Filter the entries, keeping every line with the word "number".

---------- Data for this exercise

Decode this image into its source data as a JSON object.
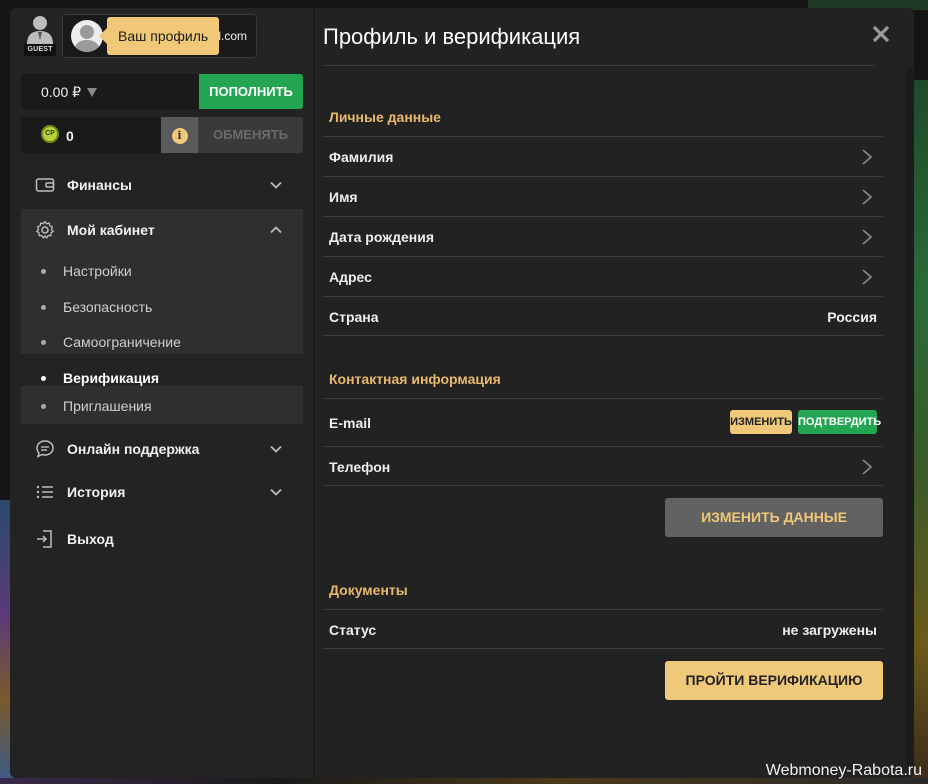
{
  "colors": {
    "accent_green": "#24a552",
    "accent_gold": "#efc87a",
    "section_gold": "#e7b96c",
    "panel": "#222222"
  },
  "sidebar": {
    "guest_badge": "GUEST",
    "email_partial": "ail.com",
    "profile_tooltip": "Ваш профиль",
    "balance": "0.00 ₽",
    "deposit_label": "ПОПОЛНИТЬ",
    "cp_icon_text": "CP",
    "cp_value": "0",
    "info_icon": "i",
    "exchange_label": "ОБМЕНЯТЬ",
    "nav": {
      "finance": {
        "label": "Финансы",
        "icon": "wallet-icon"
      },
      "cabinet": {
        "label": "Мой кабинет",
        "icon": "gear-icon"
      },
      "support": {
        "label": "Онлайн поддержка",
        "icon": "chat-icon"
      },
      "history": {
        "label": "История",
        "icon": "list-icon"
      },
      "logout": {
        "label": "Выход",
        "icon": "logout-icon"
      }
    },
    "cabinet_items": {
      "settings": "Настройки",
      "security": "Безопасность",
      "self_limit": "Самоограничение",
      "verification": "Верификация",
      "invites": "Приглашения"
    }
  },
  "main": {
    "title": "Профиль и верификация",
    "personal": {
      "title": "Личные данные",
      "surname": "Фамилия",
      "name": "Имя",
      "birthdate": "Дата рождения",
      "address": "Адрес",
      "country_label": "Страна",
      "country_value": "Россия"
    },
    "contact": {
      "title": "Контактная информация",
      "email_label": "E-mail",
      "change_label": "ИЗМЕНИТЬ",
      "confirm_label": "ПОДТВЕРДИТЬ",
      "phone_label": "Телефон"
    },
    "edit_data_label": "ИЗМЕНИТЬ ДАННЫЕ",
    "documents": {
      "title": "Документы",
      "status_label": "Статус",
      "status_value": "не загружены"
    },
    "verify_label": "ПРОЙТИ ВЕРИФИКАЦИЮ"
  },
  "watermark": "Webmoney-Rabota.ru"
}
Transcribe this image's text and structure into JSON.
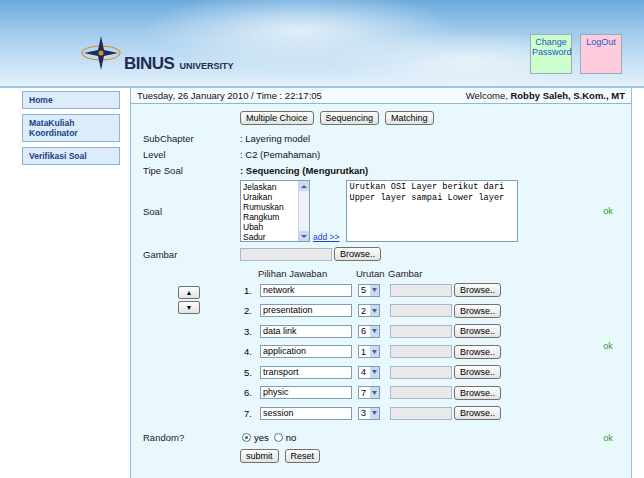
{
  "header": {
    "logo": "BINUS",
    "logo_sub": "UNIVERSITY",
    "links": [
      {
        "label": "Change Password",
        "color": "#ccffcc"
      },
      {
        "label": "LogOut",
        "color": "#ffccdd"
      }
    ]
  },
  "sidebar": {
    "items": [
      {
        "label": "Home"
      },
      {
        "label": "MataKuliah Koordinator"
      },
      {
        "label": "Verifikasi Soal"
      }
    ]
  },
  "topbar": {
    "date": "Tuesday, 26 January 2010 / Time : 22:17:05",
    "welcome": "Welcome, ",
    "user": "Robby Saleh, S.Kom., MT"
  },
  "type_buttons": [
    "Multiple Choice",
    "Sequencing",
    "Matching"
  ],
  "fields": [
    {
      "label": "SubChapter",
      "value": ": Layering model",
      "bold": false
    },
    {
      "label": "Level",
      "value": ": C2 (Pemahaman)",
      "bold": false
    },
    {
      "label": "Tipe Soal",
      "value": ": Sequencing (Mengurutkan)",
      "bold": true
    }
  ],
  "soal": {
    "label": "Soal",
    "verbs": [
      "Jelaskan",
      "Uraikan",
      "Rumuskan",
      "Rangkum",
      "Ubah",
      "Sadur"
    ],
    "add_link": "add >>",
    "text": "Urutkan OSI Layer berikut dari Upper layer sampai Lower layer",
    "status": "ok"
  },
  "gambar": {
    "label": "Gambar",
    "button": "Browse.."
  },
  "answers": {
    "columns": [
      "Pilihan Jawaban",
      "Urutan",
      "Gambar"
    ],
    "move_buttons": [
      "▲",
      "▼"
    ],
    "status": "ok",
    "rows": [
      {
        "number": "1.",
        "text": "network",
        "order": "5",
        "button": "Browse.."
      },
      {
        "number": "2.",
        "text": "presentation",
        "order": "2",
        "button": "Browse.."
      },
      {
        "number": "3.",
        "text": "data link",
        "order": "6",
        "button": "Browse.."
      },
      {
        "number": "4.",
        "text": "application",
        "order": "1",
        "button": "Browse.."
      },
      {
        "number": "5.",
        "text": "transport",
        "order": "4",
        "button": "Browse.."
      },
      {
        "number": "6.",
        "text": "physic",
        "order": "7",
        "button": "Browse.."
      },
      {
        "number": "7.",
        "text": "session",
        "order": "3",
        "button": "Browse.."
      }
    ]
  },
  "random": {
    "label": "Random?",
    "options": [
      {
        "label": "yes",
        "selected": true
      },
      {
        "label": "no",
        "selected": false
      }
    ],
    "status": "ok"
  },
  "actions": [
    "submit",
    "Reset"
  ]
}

--------------------

→ Correct result
        "number": "1.",
        "number": "2.",
        "number": "3.",
        "number": "4.",
        "number": "5.",
        "number": "6.",
        "number": "7.",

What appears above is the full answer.